** Start of Selected excerpt **

The Christians’ Possession of Peace
“I will hear what the true God Jehovah will speak, for he will speak peace to his people and to his loyal ones.”—Ps. 85:8.
1, 2. What connotations does the very word “peace” have, and what prophecy well illustrates this?
PEACE! How pleasant the very sound of the word is because of its associations! Peace suggests calmness, serenity, tranquillity, freedom from friction and strife, from doubt and fear. No wonder that the promises of peace found in God’s Word are so comforting!
2 Delightful indeed is the picture of peace given by the prophet Isaiah: “In the wilderness justice will certainly reside, and in the orchard righteousness itself will dwell. And the work of the true righteousness must become peace; and the service of the true righteousness, quietness and security to time indefinite. And my people must dwell in a peaceful abiding place and in residences of full confidence and in undisturbed resting places.”—Isa. 32:16-18.
3. Who originally violated the peace of the universe, and why is there no peace now?

** End of Selected excerpt **
** Start of Given information **

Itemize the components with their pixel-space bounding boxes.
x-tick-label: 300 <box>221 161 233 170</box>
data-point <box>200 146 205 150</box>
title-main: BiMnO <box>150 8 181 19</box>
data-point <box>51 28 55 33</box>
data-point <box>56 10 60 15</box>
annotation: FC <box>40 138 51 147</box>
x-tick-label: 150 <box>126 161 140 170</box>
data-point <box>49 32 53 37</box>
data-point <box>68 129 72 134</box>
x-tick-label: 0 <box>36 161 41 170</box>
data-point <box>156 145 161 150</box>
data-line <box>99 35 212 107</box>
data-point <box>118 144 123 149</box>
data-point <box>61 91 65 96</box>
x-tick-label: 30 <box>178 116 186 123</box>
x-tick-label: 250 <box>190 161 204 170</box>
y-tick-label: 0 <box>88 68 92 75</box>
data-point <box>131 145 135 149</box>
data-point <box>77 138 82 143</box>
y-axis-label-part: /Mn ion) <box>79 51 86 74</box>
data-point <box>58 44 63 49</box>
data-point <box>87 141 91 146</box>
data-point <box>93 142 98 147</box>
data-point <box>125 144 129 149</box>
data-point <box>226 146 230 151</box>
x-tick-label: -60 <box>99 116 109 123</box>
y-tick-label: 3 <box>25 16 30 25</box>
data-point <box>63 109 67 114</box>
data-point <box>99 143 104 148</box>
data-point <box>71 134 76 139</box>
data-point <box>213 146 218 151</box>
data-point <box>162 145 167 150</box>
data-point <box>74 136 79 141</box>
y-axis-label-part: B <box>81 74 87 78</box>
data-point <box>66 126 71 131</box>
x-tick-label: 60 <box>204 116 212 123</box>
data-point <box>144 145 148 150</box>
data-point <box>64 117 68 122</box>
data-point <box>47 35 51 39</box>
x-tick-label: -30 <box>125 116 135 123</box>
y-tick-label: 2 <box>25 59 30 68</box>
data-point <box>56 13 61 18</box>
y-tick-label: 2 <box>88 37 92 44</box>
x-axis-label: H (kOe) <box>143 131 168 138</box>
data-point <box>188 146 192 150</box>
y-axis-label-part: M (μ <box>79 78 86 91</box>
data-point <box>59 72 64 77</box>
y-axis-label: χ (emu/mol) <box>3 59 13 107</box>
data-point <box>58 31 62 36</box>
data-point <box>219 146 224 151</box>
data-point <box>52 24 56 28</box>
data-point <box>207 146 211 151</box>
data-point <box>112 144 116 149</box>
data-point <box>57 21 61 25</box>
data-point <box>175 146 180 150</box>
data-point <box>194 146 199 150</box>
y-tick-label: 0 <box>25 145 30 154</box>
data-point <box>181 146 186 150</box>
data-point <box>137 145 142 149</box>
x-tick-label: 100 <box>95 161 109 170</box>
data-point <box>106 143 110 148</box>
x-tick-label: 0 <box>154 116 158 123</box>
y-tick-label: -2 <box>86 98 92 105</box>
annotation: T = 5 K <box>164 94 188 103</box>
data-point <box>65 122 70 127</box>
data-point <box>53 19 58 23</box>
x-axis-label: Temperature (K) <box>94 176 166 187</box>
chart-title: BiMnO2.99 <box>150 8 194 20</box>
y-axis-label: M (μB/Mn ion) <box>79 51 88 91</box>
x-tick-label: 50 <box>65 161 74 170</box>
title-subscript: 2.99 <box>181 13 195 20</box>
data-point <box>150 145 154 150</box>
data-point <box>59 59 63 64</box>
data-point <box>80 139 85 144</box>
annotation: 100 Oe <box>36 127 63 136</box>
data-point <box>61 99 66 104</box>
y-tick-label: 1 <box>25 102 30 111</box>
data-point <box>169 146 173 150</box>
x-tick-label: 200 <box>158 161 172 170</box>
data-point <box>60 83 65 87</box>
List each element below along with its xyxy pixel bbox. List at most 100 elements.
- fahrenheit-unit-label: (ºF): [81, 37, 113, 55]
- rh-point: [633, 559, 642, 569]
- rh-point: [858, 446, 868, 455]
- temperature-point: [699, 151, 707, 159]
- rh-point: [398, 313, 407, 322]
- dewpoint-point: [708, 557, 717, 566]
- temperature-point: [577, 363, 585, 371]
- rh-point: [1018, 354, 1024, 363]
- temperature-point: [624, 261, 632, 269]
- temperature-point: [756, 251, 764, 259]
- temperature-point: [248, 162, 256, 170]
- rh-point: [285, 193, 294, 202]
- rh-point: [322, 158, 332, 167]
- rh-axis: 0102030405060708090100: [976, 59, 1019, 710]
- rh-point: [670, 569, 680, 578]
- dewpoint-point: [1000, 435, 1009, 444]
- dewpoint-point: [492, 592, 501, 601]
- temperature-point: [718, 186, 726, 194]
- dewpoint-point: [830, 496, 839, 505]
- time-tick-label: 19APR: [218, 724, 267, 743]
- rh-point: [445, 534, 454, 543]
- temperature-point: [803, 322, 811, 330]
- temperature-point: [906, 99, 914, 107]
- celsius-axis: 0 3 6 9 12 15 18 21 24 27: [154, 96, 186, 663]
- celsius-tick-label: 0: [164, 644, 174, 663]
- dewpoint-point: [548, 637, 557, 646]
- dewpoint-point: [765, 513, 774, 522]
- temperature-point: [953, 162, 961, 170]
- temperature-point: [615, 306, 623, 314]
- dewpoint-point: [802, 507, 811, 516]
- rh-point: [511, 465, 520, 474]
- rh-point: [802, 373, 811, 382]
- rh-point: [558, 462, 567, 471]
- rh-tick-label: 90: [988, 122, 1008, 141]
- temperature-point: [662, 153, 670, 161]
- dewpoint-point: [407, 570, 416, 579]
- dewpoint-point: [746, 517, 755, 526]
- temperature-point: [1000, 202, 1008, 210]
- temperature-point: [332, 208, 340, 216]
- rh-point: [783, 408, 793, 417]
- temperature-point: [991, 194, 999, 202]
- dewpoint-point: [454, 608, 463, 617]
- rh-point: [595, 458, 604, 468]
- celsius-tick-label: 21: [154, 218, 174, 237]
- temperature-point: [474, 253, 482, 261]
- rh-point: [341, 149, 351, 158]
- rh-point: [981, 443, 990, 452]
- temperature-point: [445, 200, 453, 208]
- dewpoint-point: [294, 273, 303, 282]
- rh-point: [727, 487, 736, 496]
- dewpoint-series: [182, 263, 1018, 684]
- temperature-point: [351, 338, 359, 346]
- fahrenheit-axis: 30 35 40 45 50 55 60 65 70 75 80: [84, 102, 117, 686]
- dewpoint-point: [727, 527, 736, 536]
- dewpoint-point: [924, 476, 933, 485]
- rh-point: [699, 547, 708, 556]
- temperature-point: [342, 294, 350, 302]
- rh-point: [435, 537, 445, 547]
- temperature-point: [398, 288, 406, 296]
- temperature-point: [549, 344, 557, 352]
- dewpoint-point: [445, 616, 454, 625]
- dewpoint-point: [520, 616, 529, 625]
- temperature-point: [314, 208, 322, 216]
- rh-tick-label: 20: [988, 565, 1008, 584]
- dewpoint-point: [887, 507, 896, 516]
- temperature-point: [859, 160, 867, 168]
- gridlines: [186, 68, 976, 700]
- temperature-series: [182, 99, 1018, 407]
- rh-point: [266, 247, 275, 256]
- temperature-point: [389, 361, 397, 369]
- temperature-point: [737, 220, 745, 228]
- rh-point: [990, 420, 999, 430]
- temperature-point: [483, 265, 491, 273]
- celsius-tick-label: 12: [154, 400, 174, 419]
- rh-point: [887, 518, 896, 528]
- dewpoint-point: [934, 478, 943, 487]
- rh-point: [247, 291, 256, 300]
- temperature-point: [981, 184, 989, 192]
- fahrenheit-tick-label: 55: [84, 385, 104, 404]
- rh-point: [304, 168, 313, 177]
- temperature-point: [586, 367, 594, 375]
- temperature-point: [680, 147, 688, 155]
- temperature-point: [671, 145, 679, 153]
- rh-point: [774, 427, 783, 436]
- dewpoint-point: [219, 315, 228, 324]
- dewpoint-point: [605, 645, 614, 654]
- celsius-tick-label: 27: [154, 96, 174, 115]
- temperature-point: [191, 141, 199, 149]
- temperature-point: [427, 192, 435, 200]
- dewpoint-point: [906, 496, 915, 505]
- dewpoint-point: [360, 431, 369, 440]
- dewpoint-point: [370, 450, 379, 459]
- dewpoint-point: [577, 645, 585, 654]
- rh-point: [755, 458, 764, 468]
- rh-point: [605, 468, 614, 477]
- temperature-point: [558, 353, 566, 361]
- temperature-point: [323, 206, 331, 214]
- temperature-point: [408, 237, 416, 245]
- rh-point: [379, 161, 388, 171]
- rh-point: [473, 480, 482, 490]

** End of Given information **

Work required → Continue the article on the Christians' possession of peace from where it stops. This data comes from a separate source.

The response →
3 Peace is the will of God for all his creatures, and there was peace in all the universe until the great peace-wrecker, Satan the Devil, put in his appearance. Since then there has been little peace on this earth. In fact, we are told that in the past 3,370 years of recorded history there have been 3,143 years of war as compared to only 227 years of peace, or 13.8 years of war to each year of peace. But is that not what we should expect since Satan the great peace-wrecker is “the god of this system of things”? He is the personification of wickedness, and wickedness and peace simply do not go together, even as we read: “‘But the wicked are like the sea that is being tossed, when it is unable to calm down, the waters of which keep tossing up seaweed and mire. There is no peace,’ my God has said, ‘for the wicked ones.’”—2 Cor. 4:4; Isa. 57:20, 21.
4. In particular, since when has peace fled from the earth, as seen by the fulfillment of what prophecies?
4 In particular has peace been absent from this earth since 1914, the year that the fiery-colored horse and its rider of the apostle John’s apocalyptic vision put in its appearance: “And I saw, . . . a fiery-colored horse; and to the one seated upon it there was granted to take peace away from the earth so that they should slaughter one another; and a great sword was given him.” That year also marked the beginning of the fulfillment of Jesus’ great prophecy regarding the end of this system of things: “For nation will rise against nation and kingdom against kingdom.” Ever since then Jesus’ further words are finding striking fulfillment: “On the earth anguish of nations, not knowing the way out because of the roaring of the sea and its agitation, while men become faint out of fear and expectation of the things coming upon the inhabited earth.”—Rev. 6:2, 4; Matt. 24:7; Luke 21:25, 26.
5. What shows that people in general desire peace, and why have they not been able to acquire it?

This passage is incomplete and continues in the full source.